▶ Set exercise: Scan the listing below and copy every line holding "органов".

▶ Dataset records:
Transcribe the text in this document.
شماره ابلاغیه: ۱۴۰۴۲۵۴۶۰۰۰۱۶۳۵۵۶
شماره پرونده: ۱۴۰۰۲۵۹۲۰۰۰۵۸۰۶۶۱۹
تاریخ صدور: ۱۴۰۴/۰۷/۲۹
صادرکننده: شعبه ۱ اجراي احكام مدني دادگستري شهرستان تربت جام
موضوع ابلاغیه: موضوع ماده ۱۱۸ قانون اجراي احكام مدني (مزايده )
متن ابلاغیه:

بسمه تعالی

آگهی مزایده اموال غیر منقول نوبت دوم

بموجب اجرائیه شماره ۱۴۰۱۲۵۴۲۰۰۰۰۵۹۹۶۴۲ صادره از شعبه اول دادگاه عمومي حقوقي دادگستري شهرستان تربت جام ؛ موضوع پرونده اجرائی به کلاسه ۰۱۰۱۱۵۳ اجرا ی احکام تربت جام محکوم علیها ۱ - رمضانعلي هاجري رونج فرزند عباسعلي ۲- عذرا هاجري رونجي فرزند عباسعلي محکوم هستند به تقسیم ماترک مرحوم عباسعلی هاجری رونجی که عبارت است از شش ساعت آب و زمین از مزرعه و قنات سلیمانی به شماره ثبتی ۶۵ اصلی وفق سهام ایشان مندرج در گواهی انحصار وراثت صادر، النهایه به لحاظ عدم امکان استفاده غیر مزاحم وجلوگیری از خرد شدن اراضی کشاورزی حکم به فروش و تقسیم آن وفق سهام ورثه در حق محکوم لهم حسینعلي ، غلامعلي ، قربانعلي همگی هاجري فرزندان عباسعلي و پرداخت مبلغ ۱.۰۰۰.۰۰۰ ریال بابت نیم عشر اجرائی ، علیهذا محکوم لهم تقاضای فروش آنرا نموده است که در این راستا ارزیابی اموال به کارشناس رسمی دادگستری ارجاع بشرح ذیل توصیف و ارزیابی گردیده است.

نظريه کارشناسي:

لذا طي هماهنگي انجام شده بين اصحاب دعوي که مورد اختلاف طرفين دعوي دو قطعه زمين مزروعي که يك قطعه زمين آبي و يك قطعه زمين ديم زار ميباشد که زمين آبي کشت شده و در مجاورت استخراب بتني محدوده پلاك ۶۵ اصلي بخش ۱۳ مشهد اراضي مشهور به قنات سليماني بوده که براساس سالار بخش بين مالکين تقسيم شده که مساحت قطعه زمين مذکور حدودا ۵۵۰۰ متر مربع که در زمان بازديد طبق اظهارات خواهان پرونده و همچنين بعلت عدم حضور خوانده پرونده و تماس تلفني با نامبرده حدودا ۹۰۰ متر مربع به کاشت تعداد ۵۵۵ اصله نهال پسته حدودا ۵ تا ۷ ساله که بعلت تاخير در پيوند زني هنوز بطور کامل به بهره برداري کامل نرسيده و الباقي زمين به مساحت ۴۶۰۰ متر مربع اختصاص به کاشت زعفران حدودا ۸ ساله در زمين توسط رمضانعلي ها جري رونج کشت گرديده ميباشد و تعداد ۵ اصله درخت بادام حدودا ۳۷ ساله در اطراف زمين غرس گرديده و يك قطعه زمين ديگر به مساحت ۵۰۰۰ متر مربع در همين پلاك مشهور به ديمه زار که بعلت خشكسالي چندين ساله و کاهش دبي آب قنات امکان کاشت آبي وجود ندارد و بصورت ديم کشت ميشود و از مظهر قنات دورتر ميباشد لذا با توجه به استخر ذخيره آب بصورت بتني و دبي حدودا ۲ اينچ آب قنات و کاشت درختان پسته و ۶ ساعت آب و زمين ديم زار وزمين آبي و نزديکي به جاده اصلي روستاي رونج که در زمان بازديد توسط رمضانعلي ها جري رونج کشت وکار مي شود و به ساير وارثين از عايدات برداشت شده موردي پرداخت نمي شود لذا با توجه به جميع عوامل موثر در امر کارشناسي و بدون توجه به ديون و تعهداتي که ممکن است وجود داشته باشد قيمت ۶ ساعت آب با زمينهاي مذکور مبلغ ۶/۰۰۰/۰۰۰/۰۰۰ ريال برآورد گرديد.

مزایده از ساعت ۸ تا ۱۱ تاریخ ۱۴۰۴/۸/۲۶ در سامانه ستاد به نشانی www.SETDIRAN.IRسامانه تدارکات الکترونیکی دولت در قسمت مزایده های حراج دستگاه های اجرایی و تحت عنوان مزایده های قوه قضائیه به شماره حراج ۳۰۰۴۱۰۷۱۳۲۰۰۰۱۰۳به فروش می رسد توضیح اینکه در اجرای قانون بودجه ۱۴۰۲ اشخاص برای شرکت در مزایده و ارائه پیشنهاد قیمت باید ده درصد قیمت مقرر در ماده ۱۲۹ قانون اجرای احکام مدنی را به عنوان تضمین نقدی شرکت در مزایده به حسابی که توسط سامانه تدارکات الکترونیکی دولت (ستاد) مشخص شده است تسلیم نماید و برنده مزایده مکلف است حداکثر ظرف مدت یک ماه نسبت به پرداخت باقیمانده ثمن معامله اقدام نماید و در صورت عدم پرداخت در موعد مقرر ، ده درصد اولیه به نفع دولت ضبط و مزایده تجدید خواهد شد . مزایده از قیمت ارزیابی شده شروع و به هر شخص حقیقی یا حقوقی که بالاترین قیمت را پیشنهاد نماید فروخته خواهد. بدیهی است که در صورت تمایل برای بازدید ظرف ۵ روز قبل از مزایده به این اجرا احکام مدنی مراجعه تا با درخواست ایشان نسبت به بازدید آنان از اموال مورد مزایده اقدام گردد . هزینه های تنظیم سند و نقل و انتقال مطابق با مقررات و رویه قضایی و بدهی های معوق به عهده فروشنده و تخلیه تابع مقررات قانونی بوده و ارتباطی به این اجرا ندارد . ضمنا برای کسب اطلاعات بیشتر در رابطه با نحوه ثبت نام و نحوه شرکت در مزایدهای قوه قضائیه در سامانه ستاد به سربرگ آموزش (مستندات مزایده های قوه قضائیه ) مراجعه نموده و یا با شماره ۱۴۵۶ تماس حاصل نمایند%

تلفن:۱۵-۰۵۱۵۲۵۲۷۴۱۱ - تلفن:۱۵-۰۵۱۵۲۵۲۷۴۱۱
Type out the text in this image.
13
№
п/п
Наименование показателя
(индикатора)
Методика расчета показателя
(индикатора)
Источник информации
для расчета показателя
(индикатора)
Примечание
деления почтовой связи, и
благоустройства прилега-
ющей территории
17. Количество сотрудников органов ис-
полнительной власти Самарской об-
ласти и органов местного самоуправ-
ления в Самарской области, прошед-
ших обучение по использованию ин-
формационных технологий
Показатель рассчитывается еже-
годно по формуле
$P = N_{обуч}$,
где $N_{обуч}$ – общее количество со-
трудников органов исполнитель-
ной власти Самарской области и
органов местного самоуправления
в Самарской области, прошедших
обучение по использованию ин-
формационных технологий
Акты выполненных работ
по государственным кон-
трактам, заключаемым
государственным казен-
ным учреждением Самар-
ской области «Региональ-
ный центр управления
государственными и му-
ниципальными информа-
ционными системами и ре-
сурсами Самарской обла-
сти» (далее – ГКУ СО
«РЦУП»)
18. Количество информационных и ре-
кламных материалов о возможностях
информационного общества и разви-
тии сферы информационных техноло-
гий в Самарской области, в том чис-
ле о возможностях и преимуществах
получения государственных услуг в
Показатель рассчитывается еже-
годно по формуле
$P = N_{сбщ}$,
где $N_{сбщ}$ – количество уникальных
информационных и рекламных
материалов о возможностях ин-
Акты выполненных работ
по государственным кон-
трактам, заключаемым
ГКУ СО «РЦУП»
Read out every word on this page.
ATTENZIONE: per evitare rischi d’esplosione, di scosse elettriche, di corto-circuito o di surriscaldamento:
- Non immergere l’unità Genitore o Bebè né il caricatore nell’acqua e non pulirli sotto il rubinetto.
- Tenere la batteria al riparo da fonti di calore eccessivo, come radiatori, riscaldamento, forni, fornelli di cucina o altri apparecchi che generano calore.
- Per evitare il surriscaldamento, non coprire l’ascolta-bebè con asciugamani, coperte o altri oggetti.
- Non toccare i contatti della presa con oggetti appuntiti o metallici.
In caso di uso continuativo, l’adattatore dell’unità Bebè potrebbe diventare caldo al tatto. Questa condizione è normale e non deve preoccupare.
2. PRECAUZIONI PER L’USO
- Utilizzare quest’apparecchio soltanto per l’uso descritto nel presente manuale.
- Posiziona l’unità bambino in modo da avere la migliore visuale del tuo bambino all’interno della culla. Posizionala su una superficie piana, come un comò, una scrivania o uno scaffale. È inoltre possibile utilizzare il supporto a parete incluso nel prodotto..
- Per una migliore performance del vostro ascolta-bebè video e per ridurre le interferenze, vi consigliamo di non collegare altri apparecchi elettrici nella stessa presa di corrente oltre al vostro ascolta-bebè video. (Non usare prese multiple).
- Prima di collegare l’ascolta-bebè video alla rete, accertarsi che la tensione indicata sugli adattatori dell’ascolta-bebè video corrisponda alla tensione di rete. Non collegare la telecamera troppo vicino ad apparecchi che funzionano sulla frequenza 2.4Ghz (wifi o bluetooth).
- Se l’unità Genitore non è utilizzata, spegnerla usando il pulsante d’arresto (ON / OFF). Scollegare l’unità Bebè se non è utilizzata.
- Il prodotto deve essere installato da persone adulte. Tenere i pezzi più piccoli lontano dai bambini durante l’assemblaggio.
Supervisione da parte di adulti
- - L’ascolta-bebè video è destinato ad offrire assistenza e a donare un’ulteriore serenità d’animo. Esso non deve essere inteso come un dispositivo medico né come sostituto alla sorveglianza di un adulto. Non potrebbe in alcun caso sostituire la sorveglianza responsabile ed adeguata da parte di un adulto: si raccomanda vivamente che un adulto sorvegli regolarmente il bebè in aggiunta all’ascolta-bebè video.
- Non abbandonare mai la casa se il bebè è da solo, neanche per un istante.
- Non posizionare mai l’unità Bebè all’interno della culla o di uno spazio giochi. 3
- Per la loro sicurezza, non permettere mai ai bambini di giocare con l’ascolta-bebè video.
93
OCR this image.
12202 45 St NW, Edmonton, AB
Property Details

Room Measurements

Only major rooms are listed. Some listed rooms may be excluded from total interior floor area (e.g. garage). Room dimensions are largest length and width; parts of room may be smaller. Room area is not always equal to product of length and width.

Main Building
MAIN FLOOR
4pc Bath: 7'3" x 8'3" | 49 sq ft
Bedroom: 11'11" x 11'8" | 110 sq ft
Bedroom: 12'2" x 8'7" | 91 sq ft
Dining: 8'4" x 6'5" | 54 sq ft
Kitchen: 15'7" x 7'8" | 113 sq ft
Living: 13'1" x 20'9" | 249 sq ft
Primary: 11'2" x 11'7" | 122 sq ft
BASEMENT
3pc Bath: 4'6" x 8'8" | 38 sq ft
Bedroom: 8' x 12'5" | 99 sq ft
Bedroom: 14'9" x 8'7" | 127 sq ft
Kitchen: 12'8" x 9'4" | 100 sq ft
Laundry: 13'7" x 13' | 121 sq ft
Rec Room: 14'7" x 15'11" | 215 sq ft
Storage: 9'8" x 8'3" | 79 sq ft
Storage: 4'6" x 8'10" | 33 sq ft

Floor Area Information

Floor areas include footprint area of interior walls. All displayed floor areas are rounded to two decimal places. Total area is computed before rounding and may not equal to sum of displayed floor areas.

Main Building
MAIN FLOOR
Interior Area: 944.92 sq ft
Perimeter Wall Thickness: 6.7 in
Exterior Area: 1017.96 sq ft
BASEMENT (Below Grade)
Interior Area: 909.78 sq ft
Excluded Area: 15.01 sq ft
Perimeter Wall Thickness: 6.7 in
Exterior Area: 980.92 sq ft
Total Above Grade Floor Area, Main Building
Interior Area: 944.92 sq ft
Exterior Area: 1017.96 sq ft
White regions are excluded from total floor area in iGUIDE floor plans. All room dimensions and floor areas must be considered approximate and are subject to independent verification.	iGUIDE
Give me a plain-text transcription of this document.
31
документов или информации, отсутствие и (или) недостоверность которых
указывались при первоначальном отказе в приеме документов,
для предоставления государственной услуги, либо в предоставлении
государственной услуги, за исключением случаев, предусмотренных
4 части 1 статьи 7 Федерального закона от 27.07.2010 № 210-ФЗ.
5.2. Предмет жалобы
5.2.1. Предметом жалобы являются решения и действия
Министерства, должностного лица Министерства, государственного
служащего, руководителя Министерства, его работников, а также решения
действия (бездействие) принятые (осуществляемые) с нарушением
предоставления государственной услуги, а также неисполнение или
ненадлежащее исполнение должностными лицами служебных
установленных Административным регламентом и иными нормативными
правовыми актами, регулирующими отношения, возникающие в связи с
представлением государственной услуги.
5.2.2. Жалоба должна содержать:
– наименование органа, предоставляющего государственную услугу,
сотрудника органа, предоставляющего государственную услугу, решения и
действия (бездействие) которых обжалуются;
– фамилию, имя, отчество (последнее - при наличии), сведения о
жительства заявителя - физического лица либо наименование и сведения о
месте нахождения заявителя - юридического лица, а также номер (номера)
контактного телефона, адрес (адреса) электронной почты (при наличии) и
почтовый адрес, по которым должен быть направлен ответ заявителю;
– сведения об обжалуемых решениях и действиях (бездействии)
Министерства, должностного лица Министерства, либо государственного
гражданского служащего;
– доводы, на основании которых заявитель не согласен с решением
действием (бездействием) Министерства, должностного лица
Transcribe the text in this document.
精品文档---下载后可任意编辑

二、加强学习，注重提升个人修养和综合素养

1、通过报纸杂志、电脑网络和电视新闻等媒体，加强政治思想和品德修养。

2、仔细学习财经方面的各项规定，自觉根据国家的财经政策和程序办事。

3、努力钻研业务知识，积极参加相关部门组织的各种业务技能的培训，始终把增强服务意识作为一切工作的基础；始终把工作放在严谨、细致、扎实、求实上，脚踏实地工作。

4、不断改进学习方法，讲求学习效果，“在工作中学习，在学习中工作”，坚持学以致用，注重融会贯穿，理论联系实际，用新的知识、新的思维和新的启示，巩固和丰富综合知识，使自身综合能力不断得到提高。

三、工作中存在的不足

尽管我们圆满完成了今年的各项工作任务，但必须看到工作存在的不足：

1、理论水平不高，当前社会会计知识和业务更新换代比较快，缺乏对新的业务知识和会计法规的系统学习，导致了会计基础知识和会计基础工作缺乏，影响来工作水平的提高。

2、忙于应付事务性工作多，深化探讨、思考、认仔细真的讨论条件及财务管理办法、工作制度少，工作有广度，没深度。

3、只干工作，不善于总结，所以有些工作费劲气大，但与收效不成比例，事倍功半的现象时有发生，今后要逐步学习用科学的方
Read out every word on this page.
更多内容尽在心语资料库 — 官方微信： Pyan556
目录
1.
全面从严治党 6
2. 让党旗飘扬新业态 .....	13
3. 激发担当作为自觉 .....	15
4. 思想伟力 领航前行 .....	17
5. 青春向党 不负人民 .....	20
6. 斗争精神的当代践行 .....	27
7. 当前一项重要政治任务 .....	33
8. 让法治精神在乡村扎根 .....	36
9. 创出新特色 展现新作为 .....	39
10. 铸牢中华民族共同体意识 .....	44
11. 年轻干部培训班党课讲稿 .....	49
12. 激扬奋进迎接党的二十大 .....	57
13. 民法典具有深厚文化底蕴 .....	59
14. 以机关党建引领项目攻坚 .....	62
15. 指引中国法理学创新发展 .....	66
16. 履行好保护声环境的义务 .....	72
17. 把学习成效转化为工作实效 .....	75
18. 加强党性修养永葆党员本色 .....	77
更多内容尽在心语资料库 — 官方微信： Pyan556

▶ Final result:
17. Количество сотрудников органов ис-
ласти и органов местного самоуправ-
трудников органов исполнитель-
органов местного самоуправления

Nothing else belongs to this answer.